- **PROBLEM DETAILS**
Copy out the listing exactly.

- **RECORDS FOR THE EXERCISE**
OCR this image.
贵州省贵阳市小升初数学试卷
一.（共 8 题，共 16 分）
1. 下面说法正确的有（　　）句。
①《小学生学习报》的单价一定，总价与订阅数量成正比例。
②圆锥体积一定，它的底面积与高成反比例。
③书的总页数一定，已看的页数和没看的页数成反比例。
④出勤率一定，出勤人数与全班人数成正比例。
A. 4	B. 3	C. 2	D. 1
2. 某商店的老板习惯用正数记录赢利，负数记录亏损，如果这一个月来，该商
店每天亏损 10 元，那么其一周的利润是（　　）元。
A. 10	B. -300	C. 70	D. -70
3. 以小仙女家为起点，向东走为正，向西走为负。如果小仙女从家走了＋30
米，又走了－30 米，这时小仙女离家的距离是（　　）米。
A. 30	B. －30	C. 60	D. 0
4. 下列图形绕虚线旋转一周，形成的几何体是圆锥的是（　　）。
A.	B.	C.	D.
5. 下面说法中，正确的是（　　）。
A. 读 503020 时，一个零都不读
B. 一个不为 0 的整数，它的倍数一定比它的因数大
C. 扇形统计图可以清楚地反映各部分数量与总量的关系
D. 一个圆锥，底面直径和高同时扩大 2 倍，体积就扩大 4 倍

- **RESULT OF THE EXERCISE**
OCR this image.
贵州省贵阳市小升初数学试卷
一.（共 8 题，共 16 分）
1. 下面说法正确的有（　　）句。
①《小学生学习报》的单价一定，总价与订阅数量成正比例。
②圆锥体积一定，它的底面积与高成反比例。
③书的总页数一定，已看的页数和没看的页数成反比例。
④出勤率一定，出勤人数与全班人数成正比例。
A. 4	B. 3	C. 2	D. 1
2. 某商店的老板习惯用正数记录赢利，负数记录亏损，如果这一个月来，该商
店每天亏损 10 元，那么其一周的利润是（　　）元。
A. 10	B. -300	C. 70	D. -70
3. 以小仙女家为起点，向东走为正，向西走为负。如果小仙女从家走了＋30
米，又走了－30 米，这时小仙女离家的距离是（　　）米。
A. 30	B. －30	C. 60	D. 0
4. 下列图形绕虚线旋转一周，形成的几何体是圆锥的是（　　）。
A.	B.	C.	D.
5. 下面说法中，正确的是（　　）。
A. 读 503020 时，一个零都不读
B. 一个不为 0 的整数，它的倍数一定比它的因数大
C. 扇形统计图可以清楚地反映各部分数量与总量的关系
D. 一个圆锥，底面直径和高同时扩大 2 倍，体积就扩大 4 倍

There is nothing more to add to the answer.